Can you output the records below exactly as they are written?

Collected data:
↓
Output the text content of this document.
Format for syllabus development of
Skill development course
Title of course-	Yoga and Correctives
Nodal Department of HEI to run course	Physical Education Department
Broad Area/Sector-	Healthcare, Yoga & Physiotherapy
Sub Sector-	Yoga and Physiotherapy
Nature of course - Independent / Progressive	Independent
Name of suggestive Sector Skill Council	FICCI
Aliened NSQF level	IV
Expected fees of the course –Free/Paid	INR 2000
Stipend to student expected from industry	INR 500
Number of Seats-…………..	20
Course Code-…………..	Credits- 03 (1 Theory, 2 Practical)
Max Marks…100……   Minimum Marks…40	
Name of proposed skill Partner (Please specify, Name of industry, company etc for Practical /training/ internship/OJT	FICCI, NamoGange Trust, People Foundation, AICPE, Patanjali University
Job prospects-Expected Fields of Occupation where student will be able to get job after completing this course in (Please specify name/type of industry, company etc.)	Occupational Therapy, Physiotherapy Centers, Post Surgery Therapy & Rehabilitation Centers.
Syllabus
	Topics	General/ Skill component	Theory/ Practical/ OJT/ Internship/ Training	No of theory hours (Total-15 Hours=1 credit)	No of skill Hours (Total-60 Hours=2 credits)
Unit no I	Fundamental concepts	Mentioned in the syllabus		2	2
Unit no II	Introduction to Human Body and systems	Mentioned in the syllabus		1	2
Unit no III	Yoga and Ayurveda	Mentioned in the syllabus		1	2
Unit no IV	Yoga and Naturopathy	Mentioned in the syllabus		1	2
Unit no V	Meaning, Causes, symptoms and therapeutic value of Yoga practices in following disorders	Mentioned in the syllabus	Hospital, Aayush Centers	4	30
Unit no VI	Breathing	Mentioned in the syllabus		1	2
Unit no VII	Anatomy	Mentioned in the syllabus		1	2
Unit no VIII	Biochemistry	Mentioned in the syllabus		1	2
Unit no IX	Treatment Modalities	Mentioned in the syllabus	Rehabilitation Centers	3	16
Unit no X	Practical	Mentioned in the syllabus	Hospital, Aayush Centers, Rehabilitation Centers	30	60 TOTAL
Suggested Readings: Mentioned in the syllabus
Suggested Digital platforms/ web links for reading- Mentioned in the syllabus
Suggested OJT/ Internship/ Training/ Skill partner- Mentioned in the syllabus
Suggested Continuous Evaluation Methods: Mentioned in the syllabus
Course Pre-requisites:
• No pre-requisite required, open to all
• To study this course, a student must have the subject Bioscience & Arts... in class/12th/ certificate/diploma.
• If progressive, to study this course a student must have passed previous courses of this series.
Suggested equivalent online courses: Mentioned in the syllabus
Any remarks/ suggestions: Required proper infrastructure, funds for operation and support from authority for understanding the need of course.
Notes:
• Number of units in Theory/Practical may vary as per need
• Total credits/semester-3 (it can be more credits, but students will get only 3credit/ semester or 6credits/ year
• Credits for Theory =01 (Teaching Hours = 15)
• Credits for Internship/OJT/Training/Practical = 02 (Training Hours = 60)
↑
THE SOLUTION
Output the text content of this document.
Format for syllabus development of
Skill development course
Title of course-	Yoga and Correctives
Nodal Department of HEI to run course	Physical Education Department
Broad Area/Sector-	Healthcare, Yoga & Physiotherapy
Sub Sector-	Yoga and Physiotherapy
Nature of course - Independent / Progressive	Independent
Name of suggestive Sector Skill Council	FICCI
Aliened NSQF level	IV
Expected fees of the course –Free/Paid	INR 2000
Stipend to student expected from industry	INR 500
Number of Seats-…………..	20
Course Code-…………..	Credits- 03 (1 Theory, 2 Practical)
Max Marks…100……   Minimum Marks…40	
Name of proposed skill Partner (Please specify, Name of industry, company etc for Practical /training/ internship/OJT	FICCI, NamoGange Trust, People Foundation, AICPE, Patanjali University
Job prospects-Expected Fields of Occupation where student will be able to get job after completing this course in (Please specify name/type of industry, company etc.)	Occupational Therapy, Physiotherapy Centers, Post Surgery Therapy & Rehabilitation Centers.
Syllabus
	Topics	General/ Skill component	Theory/ Practical/ OJT/ Internship/ Training	No of theory hours (Total-15 Hours=1 credit)	No of skill Hours (Total-60 Hours=2 credits)
Unit no I	Fundamental concepts	Mentioned in the syllabus		2	2
Unit no II	Introduction to Human Body and systems	Mentioned in the syllabus		1	2
Unit no III	Yoga and Ayurveda	Mentioned in the syllabus		1	2
Unit no IV	Yoga and Naturopathy	Mentioned in the syllabus		1	2
Unit no V	Meaning, Causes, symptoms and therapeutic value of Yoga practices in following disorders	Mentioned in the syllabus	Hospital, Aayush Centers	4	30
Unit no VI	Breathing	Mentioned in the syllabus		1	2
Unit no VII	Anatomy	Mentioned in the syllabus		1	2
Unit no VIII	Biochemistry	Mentioned in the syllabus		1	2
Unit no IX	Treatment Modalities	Mentioned in the syllabus	Rehabilitation Centers	3	16
Unit no X	Practical	Mentioned in the syllabus	Hospital, Aayush Centers, Rehabilitation Centers	30	60 TOTAL
Suggested Readings: Mentioned in the syllabus
Suggested Digital platforms/ web links for reading- Mentioned in the syllabus
Suggested OJT/ Internship/ Training/ Skill partner- Mentioned in the syllabus
Suggested Continuous Evaluation Methods: Mentioned in the syllabus
Course Pre-requisites:
• No pre-requisite required, open to all
• To study this course, a student must have the subject Bioscience & Arts... in class/12th/ certificate/diploma.
• If progressive, to study this course a student must have passed previous courses of this series.
Suggested equivalent online courses: Mentioned in the syllabus
Any remarks/ suggestions: Required proper infrastructure, funds for operation and support from authority for understanding the need of course.
Notes:
• Number of units in Theory/Practical may vary as per need
• Total credits/semester-3 (it can be more credits, but students will get only 3credit/ semester or 6credits/ year
• Credits for Theory =01 (Teaching Hours = 15)
• Credits for Internship/OJT/Training/Practical = 02 (Training Hours = 60)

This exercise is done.